──────── ФРАГМЕНТ ТЕКСТА

На новых демонстрационных площадках распылители создают иллюзию тумана, аудиозаписи имитируют звуки насекомых и птичьих криков. Зоопарки научились варьировать температуру, имитировать осадки и менять влажность. В особо высокотехнологичных зоопарках повсюду используют невидимые барьеры. В некоторых зоопарках передвижение змей ограничивается холодными барьерными полосами, куда эти холоднокровные животные стараются не заползать. Несколько лет назад один зоолог-садовод поделился своим образом будущего: вместо того, чтобы прокладывать маршруты автобусов через весь зоопарк, создать реку, подобную круизу по джунглям Диснейленда, чтобы люди могли сплавляться на лодках вниз по реке, где из воды поднимались бы настоящие, а не роботизированные крокодилы, отделенные от посетителей невидимыми звуковыми барьерами. Интересно, эти звуковые барьеры и другие невидимые пограничные стены действительно более гуманны для животных или они просто заставляют людей чувствовать себя лучше, видя животных в неволе? Во всяком случае, зоопарки постепенно превращаются в биосферы. Некто, запертый в зоопарке, может прожить некоторое время на плодоносящих бананах, горилловой траве, инжире, диком сельдерее – все это съедобно для животных.
В зоопарках также практикуется контроль за настроением человека. Например, увеличение числа отрицательных ионов, высвобождаемых этими распылителями тумана на Тигриной реке зоопарка Сан-Диего, улучшает настроение, ведь воздух там насыщен кислородом больше, чем во многих окружающих городах. Большинство людей также считает, что извилистая «река» улучшает настроение. Малазийские тапиры, молочные аисты и другие животные живут вдоль реки на травянистых склонах холмов рядом с водопадами, бассейнами и валунами. Какими бы искусственными ни были эти конструкции, они все же лучше, чем клетки, которые они заменили.

────────────────
──────── ИСХОДНЫЕ ДАННЫЕ

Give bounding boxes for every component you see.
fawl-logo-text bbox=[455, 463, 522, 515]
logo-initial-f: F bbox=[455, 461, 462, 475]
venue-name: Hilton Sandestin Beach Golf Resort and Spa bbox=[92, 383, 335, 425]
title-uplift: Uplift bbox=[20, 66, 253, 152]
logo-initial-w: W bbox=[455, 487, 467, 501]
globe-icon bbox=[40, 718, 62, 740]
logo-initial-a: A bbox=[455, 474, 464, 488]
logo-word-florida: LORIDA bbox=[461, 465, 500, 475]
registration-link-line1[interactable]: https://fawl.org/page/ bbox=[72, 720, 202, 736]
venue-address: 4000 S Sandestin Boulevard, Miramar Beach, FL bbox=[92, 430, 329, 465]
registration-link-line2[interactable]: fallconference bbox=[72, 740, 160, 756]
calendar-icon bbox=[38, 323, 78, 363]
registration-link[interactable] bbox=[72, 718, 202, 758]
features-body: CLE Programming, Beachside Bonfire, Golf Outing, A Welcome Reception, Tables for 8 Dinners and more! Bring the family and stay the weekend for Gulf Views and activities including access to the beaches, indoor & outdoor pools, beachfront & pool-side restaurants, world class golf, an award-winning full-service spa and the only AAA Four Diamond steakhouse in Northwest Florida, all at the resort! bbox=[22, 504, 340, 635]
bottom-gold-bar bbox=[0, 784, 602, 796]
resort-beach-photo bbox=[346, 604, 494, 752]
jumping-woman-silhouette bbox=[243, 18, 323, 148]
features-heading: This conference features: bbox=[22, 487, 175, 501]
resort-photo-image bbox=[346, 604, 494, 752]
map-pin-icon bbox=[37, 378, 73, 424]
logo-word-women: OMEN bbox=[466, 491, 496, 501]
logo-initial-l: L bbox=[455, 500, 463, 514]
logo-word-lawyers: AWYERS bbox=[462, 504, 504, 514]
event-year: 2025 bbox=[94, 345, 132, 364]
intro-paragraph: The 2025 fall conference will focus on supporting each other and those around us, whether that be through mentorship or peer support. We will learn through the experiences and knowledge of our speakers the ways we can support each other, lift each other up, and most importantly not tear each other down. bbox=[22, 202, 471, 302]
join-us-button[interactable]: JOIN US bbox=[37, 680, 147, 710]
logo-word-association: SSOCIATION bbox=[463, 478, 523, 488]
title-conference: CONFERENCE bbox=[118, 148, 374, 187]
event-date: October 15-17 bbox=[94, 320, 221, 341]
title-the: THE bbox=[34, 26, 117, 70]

────────────────

Продолжите текст о зоопарках, начав сразу после его последнего предложения.

У зоопарков всегда будут критики, которые утверждают, что независимо от того, насколько эффективными являются спонсируемые зоопарками программы сохранения видов, зоопарки как учреждения остаются в корне ущербными, потому что там животные содержатся, разводятся и используются для развлечения, основанного на прибыли.
Нкрума Фрейзер, мой друг, выросший на ферме в сельском регионе у реки Миссисипи, ценит зоопарки. Нкрума работал в Outdoor Afro – организации, занимающейся увеличением программ отдыха на свежем воздухе для афроамериканцев, он также основал две некоммерческие организации для увеличения связи молодежи с природой – «Походы по Америке» и «Семейный природный клуб Южной Миссисипи». Однажды я спросил его об истоках его любви к природе.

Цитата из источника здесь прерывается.